Exercise:
Copy each line below in which the word "this" occurs.

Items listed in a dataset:
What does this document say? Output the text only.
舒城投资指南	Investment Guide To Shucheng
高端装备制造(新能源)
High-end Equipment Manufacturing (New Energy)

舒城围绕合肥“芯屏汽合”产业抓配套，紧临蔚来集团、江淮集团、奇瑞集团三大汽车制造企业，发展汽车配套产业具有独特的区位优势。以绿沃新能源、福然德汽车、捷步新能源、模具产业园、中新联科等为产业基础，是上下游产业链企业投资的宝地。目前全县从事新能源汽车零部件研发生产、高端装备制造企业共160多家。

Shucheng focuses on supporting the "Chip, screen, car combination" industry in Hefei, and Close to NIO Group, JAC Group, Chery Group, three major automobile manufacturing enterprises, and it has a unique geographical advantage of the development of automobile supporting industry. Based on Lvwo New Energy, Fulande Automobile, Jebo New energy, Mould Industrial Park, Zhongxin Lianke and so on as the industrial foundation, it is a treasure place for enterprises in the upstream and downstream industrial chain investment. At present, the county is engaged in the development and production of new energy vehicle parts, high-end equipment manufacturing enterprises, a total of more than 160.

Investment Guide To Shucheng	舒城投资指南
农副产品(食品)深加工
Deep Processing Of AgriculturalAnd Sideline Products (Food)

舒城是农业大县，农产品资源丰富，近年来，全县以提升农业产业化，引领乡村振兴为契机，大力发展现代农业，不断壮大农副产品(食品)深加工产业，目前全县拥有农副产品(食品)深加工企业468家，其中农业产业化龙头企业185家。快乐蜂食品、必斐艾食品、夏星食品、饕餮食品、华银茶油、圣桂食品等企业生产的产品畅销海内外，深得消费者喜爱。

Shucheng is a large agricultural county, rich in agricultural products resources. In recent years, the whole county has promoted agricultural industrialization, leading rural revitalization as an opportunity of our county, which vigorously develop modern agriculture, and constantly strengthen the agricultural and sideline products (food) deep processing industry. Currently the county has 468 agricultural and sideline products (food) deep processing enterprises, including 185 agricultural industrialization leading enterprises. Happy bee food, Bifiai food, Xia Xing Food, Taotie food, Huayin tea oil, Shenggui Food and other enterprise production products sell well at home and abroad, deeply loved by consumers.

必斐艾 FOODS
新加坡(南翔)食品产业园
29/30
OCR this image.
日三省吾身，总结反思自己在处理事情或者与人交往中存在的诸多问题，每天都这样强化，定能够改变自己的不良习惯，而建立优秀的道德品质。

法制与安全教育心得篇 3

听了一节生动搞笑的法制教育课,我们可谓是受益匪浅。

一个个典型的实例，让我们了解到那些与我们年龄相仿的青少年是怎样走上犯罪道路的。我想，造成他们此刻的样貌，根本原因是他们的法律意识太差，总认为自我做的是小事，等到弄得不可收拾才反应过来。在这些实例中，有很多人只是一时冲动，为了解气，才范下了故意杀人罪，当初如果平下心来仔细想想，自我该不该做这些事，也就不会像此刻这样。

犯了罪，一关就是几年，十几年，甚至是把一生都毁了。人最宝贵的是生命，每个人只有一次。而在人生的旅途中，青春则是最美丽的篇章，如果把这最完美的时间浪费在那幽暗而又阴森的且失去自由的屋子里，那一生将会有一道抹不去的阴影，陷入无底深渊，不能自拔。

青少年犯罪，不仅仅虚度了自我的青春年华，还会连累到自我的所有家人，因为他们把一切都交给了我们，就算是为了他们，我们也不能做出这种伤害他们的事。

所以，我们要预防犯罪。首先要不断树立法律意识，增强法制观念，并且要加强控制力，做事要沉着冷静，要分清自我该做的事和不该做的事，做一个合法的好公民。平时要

Exercise solution:
What does this document say? Output the text only.
OCR this image.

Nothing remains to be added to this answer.